WHAT THE TASK REQUIRES
Filter for the word "details" and keep each matching line.

# # # # #

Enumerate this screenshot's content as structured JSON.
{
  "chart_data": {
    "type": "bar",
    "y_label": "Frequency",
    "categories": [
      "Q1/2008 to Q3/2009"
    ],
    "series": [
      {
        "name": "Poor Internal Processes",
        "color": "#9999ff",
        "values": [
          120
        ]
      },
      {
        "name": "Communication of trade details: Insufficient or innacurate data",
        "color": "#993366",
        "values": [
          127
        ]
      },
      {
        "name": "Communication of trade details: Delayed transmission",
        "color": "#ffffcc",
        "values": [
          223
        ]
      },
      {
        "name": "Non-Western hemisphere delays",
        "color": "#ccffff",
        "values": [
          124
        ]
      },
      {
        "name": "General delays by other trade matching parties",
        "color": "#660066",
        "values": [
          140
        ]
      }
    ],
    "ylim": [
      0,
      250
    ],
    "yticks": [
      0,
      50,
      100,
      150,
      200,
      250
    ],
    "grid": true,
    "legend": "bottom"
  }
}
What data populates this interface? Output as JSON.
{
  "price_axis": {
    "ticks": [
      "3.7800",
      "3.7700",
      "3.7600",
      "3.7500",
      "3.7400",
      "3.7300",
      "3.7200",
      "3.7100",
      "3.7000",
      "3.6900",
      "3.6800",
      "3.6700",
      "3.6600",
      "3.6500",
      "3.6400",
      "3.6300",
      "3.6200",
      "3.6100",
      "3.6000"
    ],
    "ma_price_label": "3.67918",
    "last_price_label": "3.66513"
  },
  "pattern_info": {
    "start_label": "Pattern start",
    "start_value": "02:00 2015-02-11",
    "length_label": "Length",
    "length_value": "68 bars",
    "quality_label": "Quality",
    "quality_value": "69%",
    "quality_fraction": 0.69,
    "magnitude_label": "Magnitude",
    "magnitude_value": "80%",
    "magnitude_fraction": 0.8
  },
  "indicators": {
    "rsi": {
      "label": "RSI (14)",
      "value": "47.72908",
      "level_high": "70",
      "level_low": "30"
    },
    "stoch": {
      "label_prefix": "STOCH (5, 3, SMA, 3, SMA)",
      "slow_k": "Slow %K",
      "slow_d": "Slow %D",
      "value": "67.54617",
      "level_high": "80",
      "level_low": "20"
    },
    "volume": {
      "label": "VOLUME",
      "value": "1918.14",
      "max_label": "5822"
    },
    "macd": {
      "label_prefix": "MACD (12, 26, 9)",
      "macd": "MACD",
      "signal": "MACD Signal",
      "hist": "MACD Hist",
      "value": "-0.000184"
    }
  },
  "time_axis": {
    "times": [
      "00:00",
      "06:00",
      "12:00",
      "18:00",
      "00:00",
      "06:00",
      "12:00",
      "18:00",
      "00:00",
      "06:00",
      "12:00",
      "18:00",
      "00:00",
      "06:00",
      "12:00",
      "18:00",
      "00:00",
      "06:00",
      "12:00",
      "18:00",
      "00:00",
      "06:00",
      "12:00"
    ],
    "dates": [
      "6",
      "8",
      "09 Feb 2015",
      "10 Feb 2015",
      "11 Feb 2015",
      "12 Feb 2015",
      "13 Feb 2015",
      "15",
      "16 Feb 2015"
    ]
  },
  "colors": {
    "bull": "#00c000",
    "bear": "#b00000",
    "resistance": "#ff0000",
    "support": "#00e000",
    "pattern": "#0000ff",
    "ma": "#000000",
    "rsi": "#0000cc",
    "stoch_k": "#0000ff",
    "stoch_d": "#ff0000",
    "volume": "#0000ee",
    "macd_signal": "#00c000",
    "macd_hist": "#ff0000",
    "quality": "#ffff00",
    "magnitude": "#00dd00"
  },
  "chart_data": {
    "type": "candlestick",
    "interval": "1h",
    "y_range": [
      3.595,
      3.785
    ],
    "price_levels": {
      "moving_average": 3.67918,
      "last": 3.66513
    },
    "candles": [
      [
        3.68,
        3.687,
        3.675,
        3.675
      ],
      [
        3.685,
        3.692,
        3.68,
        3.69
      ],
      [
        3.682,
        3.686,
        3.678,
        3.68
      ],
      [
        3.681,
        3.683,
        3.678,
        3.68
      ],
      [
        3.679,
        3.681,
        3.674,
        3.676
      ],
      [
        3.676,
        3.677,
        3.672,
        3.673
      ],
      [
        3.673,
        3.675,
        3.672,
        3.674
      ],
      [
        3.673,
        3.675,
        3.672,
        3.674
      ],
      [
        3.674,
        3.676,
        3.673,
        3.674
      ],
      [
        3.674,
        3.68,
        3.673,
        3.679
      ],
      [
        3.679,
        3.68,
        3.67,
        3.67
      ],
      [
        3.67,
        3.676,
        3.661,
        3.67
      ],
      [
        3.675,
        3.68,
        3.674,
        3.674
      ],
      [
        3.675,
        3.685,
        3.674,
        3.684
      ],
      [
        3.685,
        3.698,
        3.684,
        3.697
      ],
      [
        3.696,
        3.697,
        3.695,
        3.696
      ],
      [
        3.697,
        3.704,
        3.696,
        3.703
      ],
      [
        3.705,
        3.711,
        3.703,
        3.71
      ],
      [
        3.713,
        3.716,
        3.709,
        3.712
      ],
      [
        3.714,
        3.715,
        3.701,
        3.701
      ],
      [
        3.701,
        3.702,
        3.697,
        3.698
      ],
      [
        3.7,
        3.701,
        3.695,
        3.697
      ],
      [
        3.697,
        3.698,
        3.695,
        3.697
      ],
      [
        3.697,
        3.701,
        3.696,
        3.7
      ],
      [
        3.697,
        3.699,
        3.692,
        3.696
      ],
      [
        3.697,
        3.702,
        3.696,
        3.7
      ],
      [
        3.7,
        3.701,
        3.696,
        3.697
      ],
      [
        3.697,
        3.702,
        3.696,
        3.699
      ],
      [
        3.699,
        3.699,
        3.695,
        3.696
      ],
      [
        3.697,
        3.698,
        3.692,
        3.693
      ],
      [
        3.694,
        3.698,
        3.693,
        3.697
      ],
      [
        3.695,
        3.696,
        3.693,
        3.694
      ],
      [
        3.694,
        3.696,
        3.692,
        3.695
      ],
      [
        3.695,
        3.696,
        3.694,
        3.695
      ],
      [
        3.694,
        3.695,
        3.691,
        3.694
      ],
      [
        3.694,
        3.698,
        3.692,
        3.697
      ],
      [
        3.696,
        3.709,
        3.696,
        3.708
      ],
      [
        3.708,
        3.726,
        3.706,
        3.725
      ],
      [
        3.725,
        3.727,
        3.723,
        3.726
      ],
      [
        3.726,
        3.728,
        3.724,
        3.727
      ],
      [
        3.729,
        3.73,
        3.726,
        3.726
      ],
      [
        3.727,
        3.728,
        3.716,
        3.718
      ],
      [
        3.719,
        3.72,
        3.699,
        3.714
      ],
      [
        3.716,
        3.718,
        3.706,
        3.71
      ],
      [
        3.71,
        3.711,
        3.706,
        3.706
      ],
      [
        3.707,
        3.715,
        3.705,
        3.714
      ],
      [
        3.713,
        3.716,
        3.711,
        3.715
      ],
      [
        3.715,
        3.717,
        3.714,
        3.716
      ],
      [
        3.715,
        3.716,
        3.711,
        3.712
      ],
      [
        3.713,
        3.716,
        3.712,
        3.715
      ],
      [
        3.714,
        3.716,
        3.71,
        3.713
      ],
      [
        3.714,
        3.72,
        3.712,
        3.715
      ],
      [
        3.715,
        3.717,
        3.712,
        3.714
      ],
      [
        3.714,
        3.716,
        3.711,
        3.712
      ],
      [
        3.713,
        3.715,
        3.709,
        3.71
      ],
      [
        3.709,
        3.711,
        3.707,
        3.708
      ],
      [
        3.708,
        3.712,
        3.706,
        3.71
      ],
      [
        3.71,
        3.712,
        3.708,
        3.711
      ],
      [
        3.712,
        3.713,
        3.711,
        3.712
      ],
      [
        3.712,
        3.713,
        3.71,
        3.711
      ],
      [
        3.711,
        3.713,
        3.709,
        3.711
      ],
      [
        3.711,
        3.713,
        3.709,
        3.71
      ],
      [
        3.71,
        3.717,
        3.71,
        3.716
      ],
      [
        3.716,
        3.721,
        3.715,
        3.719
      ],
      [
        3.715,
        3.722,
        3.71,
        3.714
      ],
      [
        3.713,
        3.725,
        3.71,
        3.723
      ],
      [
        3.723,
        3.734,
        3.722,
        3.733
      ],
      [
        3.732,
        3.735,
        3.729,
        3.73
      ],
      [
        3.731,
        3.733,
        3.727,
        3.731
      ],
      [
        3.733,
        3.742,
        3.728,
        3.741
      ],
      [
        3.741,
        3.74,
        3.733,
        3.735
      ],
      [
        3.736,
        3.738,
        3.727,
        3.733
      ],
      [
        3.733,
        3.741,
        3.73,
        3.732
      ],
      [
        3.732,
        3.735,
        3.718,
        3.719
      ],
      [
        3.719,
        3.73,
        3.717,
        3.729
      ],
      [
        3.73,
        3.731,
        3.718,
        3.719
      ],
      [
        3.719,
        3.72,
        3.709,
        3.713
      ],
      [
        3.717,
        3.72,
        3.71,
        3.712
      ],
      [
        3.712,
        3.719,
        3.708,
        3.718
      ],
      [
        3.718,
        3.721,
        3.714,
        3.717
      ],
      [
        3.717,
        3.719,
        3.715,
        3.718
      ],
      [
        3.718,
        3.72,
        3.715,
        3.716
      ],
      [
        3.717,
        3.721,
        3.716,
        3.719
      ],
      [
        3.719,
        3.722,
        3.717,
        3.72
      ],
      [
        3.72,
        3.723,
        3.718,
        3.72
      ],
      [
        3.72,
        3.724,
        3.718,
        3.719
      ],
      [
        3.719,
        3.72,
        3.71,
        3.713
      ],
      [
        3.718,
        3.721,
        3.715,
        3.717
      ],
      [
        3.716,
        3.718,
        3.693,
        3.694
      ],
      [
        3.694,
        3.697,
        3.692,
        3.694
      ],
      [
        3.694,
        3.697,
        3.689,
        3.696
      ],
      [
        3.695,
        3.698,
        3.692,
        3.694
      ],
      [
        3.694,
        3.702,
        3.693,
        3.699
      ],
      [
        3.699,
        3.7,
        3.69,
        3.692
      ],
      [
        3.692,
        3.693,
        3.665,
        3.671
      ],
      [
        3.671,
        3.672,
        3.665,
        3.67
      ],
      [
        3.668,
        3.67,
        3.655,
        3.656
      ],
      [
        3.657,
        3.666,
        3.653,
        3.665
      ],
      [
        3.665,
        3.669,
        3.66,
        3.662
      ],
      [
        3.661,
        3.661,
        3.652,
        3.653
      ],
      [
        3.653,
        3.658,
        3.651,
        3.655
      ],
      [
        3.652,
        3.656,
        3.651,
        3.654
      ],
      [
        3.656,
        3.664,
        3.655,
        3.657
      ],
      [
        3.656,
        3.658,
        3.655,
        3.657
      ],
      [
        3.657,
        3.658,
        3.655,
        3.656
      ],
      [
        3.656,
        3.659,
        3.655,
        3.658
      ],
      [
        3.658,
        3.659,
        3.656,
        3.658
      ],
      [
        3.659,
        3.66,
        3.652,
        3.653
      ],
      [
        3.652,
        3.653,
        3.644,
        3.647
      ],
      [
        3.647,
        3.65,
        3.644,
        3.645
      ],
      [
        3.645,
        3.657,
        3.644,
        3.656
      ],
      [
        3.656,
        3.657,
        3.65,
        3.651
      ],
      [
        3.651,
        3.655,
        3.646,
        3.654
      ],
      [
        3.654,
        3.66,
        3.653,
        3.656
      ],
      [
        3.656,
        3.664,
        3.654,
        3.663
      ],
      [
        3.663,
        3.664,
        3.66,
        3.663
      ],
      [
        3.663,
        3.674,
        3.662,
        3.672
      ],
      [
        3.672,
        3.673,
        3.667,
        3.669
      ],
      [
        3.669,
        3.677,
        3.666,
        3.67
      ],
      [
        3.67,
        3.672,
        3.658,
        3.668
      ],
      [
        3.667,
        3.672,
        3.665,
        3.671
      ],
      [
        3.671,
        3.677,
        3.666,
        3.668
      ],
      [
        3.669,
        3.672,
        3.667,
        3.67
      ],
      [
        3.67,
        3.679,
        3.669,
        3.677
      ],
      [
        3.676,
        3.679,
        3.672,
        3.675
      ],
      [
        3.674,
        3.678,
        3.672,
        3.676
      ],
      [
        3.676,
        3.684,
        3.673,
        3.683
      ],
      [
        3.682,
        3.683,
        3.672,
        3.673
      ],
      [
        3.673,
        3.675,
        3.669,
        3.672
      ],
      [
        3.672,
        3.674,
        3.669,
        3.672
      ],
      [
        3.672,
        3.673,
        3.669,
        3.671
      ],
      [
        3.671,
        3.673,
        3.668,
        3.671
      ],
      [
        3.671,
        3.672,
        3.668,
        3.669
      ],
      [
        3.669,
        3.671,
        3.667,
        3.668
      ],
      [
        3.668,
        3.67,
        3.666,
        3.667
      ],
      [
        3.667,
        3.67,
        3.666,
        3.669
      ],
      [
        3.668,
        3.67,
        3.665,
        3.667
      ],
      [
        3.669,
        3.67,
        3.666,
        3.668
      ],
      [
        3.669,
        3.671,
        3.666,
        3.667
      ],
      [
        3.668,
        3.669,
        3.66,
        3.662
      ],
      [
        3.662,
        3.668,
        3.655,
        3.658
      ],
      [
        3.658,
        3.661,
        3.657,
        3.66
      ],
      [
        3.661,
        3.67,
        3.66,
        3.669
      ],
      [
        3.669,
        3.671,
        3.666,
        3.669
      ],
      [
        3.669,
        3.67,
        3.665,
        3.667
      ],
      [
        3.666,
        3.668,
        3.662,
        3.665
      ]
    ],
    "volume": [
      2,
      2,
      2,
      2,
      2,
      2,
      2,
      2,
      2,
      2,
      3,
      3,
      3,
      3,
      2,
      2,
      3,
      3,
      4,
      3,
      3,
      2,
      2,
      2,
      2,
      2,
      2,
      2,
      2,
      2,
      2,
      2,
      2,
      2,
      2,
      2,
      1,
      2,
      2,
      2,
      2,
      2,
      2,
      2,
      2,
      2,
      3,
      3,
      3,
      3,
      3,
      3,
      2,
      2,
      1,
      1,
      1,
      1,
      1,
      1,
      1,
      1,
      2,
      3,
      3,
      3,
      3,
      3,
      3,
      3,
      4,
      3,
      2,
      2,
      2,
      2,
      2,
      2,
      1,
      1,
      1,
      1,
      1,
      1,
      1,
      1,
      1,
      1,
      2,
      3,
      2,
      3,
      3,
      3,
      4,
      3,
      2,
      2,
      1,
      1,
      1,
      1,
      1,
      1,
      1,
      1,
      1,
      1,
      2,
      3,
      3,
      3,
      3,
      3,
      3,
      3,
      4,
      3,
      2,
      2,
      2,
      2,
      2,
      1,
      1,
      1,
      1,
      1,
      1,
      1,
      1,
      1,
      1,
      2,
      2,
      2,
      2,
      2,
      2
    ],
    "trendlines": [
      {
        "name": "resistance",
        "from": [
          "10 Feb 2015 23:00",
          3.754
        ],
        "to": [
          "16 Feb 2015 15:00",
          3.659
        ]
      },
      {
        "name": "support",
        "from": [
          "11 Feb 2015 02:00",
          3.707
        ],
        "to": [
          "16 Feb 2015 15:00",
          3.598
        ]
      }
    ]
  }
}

# # # # #

WRITTEN RESPONSE
        "name": "Communication of trade details: Insufficient or innacurate data",
        "name": "Communication of trade details: Delayed transmission",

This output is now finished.